* [Work to do] Copy the data below exactly.

* [Data shown]
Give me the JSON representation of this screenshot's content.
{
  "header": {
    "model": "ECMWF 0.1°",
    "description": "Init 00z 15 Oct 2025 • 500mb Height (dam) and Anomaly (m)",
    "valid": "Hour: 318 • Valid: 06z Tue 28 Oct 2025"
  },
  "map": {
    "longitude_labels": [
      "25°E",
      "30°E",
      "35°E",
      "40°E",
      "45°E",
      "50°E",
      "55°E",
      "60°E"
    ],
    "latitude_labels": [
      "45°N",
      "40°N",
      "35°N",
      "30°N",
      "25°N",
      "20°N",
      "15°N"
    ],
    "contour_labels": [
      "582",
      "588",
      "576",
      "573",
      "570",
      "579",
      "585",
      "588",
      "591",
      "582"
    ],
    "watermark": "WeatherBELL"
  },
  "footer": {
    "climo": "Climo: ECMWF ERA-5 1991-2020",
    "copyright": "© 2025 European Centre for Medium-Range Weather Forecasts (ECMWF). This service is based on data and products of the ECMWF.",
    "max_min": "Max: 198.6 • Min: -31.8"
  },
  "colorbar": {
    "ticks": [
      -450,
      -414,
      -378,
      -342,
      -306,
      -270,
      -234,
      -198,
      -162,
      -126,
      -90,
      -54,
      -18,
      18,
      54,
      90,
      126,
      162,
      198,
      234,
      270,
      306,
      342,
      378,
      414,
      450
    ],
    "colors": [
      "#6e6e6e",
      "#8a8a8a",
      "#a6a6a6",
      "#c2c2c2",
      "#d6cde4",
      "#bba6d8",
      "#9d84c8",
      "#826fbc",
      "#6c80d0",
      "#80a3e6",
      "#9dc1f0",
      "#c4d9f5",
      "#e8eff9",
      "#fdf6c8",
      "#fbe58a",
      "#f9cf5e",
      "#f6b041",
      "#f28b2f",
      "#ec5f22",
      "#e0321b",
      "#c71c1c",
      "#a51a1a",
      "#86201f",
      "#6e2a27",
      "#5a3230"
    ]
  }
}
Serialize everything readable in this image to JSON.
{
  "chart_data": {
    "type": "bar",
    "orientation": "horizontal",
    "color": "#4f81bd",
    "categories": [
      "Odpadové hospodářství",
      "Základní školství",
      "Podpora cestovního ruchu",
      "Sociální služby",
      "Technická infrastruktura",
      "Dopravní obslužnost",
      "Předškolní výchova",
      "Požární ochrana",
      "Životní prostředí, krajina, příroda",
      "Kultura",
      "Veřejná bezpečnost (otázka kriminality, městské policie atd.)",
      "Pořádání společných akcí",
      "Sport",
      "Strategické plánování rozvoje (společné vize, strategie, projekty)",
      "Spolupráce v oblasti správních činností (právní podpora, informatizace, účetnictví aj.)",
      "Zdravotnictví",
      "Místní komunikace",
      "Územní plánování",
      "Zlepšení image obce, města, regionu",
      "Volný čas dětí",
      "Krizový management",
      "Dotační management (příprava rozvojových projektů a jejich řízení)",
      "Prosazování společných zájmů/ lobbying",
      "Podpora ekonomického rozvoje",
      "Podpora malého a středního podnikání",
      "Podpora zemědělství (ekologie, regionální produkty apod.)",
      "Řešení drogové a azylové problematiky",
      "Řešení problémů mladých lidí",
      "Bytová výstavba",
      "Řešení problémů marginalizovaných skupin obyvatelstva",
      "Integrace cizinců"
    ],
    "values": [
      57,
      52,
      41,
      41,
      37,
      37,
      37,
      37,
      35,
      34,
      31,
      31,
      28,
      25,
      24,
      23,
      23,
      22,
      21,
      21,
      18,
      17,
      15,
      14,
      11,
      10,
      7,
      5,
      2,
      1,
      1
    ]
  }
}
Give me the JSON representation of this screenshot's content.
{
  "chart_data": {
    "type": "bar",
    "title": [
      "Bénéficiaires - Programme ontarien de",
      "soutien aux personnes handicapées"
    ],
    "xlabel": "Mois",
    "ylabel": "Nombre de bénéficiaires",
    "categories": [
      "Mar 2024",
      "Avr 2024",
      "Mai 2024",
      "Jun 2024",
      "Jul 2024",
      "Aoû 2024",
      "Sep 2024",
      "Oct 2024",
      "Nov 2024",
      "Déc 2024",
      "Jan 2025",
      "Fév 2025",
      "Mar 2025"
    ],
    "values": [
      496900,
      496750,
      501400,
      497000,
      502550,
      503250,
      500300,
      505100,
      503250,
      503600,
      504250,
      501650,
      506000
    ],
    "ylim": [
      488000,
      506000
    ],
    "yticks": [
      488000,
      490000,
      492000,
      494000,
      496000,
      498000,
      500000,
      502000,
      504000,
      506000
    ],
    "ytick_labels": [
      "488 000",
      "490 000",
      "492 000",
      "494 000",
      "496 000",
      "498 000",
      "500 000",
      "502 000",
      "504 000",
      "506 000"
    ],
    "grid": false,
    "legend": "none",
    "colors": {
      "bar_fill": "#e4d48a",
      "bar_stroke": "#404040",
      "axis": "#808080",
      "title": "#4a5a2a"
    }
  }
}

* [Finished answer]
Give me the JSON representation of this screenshot's content.
{
  "header": {
    "model": "ECMWF 0.1°",
    "description": "Init 00z 15 Oct 2025 • 500mb Height (dam) and Anomaly (m)",
    "valid": "Hour: 318 • Valid: 06z Tue 28 Oct 2025"
  },
  "map": {
    "longitude_labels": [
      "25°E",
      "30°E",
      "35°E",
      "40°E",
      "45°E",
      "50°E",
      "55°E",
      "60°E"
    ],
    "latitude_labels": [
      "45°N",
      "40°N",
      "35°N",
      "30°N",
      "25°N",
      "20°N",
      "15°N"
    ],
    "contour_labels": [
      "582",
      "588",
      "576",
      "573",
      "570",
      "579",
      "585",
      "588",
      "591",
      "582"
    ],
    "watermark": "WeatherBELL"
  },
  "footer": {
    "climo": "Climo: ECMWF ERA-5 1991-2020",
    "copyright": "© 2025 European Centre for Medium-Range Weather Forecasts (ECMWF). This service is based on data and products of the ECMWF.",
    "max_min": "Max: 198.6 • Min: -31.8"
  },
  "colorbar": {
    "ticks": [
      -450,
      -414,
      -378,
      -342,
      -306,
      -270,
      -234,
      -198,
      -162,
      -126,
      -90,
      -54,
      -18,
      18,
      54,
      90,
      126,
      162,
      198,
      234,
      270,
      306,
      342,
      378,
      414,
      450
    ],
    "colors": [
      "#6e6e6e",
      "#8a8a8a",
      "#a6a6a6",
      "#c2c2c2",
      "#d6cde4",
      "#bba6d8",
      "#9d84c8",
      "#826fbc",
      "#6c80d0",
      "#80a3e6",
      "#9dc1f0",
      "#c4d9f5",
      "#e8eff9",
      "#fdf6c8",
      "#fbe58a",
      "#f9cf5e",
      "#f6b041",
      "#f28b2f",
      "#ec5f22",
      "#e0321b",
      "#c71c1c",
      "#a51a1a",
      "#86201f",
      "#6e2a27",
      "#5a3230"
    ]
  }
}
Serialize everything readable in this image to JSON.
{
  "chart_data": {
    "type": "bar",
    "orientation": "horizontal",
    "color": "#4f81bd",
    "categories": [
      "Odpadové hospodářství",
      "Základní školství",
      "Podpora cestovního ruchu",
      "Sociální služby",
      "Technická infrastruktura",
      "Dopravní obslužnost",
      "Předškolní výchova",
      "Požární ochrana",
      "Životní prostředí, krajina, příroda",
      "Kultura",
      "Veřejná bezpečnost (otázka kriminality, městské policie atd.)",
      "Pořádání společných akcí",
      "Sport",
      "Strategické plánování rozvoje (společné vize, strategie, projekty)",
      "Spolupráce v oblasti správních činností (právní podpora, informatizace, účetnictví aj.)",
      "Zdravotnictví",
      "Místní komunikace",
      "Územní plánování",
      "Zlepšení image obce, města, regionu",
      "Volný čas dětí",
      "Krizový management",
      "Dotační management (příprava rozvojových projektů a jejich řízení)",
      "Prosazování společných zájmů/ lobbying",
      "Podpora ekonomického rozvoje",
      "Podpora malého a středního podnikání",
      "Podpora zemědělství (ekologie, regionální produkty apod.)",
      "Řešení drogové a azylové problematiky",
      "Řešení problémů mladých lidí",
      "Bytová výstavba",
      "Řešení problémů marginalizovaných skupin obyvatelstva",
      "Integrace cizinců"
    ],
    "values": [
      57,
      52,
      41,
      41,
      37,
      37,
      37,
      37,
      35,
      34,
      31,
      31,
      28,
      25,
      24,
      23,
      23,
      22,
      21,
      21,
      18,
      17,
      15,
      14,
      11,
      10,
      7,
      5,
      2,
      1,
      1
    ]
  }
}
Give me the JSON representation of this screenshot's content.
{
  "chart_data": {
    "type": "bar",
    "title": [
      "Bénéficiaires - Programme ontarien de",
      "soutien aux personnes handicapées"
    ],
    "xlabel": "Mois",
    "ylabel": "Nombre de bénéficiaires",
    "categories": [
      "Mar 2024",
      "Avr 2024",
      "Mai 2024",
      "Jun 2024",
      "Jul 2024",
      "Aoû 2024",
      "Sep 2024",
      "Oct 2024",
      "Nov 2024",
      "Déc 2024",
      "Jan 2025",
      "Fév 2025",
      "Mar 2025"
    ],
    "values": [
      496900,
      496750,
      501400,
      497000,
      502550,
      503250,
      500300,
      505100,
      503250,
      503600,
      504250,
      501650,
      506000
    ],
    "ylim": [
      488000,
      506000
    ],
    "yticks": [
      488000,
      490000,
      492000,
      494000,
      496000,
      498000,
      500000,
      502000,
      504000,
      506000
    ],
    "ytick_labels": [
      "488 000",
      "490 000",
      "492 000",
      "494 000",
      "496 000",
      "498 000",
      "500 000",
      "502 000",
      "504 000",
      "506 000"
    ],
    "grid": false,
    "legend": "none",
    "colors": {
      "bar_fill": "#e4d48a",
      "bar_stroke": "#404040",
      "axis": "#808080",
      "title": "#4a5a2a"
    }
  }
}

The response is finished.